Given request: Check each line of the listing below for the string "statistics", and copy the ones that have it.

Dataset records

-=-=-=-=-

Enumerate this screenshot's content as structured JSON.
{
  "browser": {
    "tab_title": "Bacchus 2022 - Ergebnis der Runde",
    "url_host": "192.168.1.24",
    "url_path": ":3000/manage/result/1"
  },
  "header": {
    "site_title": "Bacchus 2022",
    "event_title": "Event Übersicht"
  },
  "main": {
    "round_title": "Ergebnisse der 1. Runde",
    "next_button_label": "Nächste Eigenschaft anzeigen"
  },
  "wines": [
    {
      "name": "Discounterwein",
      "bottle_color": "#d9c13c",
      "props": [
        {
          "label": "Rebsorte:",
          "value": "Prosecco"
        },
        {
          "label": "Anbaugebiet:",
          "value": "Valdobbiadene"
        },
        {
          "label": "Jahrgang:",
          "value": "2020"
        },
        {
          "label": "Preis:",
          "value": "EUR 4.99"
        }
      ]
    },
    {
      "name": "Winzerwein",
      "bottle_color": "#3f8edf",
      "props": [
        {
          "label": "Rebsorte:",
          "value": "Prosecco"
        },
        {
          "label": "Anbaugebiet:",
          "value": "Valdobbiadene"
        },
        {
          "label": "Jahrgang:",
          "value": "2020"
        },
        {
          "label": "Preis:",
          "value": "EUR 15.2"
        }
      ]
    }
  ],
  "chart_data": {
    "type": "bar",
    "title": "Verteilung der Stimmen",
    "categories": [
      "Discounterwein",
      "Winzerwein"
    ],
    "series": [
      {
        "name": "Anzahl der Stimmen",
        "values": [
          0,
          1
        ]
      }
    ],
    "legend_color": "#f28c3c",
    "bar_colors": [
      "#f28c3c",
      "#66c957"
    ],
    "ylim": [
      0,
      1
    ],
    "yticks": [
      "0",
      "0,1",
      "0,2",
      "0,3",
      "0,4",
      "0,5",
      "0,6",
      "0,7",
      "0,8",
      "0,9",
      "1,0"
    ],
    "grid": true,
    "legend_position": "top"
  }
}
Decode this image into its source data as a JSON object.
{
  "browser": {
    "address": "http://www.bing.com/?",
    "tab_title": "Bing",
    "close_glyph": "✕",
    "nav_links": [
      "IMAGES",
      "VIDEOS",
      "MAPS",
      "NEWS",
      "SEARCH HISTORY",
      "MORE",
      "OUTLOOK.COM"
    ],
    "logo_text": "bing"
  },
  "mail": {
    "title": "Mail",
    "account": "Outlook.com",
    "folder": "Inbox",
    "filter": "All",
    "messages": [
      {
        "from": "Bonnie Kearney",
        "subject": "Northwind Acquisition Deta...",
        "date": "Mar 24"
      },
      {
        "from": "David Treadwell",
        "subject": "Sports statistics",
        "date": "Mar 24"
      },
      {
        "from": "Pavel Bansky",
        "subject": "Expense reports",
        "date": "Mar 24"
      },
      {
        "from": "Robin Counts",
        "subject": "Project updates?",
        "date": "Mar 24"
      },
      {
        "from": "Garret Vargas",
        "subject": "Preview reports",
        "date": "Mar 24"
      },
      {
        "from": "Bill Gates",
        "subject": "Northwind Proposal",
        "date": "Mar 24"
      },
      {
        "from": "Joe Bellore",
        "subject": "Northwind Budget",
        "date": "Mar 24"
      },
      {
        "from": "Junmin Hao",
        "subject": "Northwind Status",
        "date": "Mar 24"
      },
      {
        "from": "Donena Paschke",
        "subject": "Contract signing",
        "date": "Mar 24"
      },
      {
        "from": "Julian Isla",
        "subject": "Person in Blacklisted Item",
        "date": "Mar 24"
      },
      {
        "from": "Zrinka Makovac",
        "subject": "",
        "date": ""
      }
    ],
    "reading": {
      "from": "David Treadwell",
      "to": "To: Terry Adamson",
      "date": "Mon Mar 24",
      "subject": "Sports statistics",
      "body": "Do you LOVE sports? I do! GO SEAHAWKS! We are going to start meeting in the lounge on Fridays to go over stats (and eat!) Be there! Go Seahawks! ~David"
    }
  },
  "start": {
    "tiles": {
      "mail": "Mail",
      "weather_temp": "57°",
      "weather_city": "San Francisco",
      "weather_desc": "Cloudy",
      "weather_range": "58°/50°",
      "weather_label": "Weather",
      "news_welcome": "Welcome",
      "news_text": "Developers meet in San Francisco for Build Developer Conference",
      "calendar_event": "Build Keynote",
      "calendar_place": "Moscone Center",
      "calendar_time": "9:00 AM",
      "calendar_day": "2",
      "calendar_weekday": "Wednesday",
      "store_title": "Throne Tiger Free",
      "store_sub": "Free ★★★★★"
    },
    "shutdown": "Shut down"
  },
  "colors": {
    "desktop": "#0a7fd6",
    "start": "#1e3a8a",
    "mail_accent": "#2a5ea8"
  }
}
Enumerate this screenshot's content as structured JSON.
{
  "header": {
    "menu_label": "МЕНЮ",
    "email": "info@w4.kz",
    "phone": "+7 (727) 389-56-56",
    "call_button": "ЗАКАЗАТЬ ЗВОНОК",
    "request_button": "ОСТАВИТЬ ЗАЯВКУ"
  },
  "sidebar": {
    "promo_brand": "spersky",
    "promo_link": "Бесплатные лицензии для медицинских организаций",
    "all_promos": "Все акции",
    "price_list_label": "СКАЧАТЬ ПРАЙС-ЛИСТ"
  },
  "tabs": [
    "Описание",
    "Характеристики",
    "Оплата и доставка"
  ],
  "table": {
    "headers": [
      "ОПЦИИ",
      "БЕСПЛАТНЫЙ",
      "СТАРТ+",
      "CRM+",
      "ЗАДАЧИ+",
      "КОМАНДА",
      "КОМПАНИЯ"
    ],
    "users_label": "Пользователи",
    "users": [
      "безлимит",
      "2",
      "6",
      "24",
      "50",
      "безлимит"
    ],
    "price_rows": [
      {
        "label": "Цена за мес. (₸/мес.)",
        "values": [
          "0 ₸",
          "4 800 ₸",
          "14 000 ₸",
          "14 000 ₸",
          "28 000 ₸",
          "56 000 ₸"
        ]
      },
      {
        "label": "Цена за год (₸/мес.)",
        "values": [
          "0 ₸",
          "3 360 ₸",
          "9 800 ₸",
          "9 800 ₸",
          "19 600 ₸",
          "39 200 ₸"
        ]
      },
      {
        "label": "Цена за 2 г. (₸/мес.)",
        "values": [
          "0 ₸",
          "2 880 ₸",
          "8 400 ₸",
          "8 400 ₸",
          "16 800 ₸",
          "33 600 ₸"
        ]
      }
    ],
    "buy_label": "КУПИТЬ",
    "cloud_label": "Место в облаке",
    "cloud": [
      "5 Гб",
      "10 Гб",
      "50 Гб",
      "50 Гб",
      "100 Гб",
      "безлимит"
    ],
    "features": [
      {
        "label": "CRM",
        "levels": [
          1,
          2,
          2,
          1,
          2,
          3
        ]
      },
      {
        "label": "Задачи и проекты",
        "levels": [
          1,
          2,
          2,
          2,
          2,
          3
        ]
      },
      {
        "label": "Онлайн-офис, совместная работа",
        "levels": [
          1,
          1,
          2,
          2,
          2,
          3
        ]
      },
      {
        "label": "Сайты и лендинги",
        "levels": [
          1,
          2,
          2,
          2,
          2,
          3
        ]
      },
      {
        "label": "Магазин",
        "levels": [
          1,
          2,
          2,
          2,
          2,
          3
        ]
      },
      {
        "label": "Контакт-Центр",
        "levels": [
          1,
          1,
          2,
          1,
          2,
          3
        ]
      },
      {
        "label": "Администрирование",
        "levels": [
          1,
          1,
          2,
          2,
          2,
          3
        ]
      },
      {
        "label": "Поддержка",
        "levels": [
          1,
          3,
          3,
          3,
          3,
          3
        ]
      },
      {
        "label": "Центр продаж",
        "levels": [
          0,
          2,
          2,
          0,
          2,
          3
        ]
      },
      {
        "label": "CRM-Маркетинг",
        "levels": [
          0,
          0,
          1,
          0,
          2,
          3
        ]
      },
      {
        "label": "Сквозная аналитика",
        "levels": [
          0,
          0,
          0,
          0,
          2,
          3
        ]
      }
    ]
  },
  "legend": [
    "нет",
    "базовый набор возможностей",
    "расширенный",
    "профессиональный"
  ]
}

-=-=-=-=-

Response to this exercise:
        "subject": "Sports statistics",
      "subject": "Sports statistics",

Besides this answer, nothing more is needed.